§ Instruction: Extract all lines that hold "city" from the records below.

====================

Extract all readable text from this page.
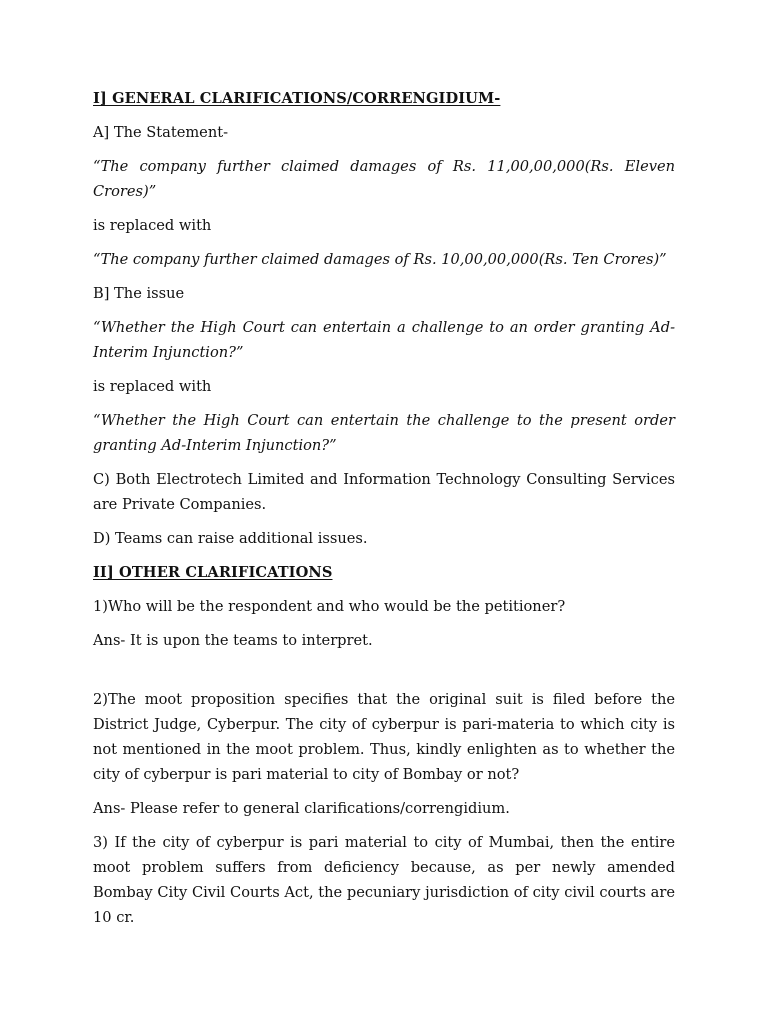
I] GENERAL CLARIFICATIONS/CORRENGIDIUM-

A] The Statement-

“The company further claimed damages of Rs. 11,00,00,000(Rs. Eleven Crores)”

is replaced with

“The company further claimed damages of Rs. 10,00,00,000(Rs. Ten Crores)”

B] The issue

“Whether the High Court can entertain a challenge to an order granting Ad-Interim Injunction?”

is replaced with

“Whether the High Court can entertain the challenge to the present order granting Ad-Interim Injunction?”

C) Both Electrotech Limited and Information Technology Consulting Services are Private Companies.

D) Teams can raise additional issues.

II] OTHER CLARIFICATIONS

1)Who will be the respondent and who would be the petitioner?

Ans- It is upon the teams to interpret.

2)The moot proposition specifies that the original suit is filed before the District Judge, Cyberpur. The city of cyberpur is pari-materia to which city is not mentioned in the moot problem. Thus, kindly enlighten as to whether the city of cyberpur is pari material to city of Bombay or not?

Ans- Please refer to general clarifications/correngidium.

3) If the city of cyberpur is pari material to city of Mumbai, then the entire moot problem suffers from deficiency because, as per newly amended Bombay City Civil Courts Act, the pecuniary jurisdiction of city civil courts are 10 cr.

====================

§ Exercise output:
2)The moot proposition specifies that the original suit is filed before the District Judge, Cyberpur. The city of cyberpur is pari-materia to which city is not mentioned in the moot problem. Thus, kindly enlighten as to whether the city of cyberpur is pari material to city of Bombay or not?
3) If the city of cyberpur is pari material to city of Mumbai, then the entire moot problem suffers from deficiency because, as per newly amended Bombay City Civil Courts Act, the pecuniary jurisdiction of city civil courts are 10 cr.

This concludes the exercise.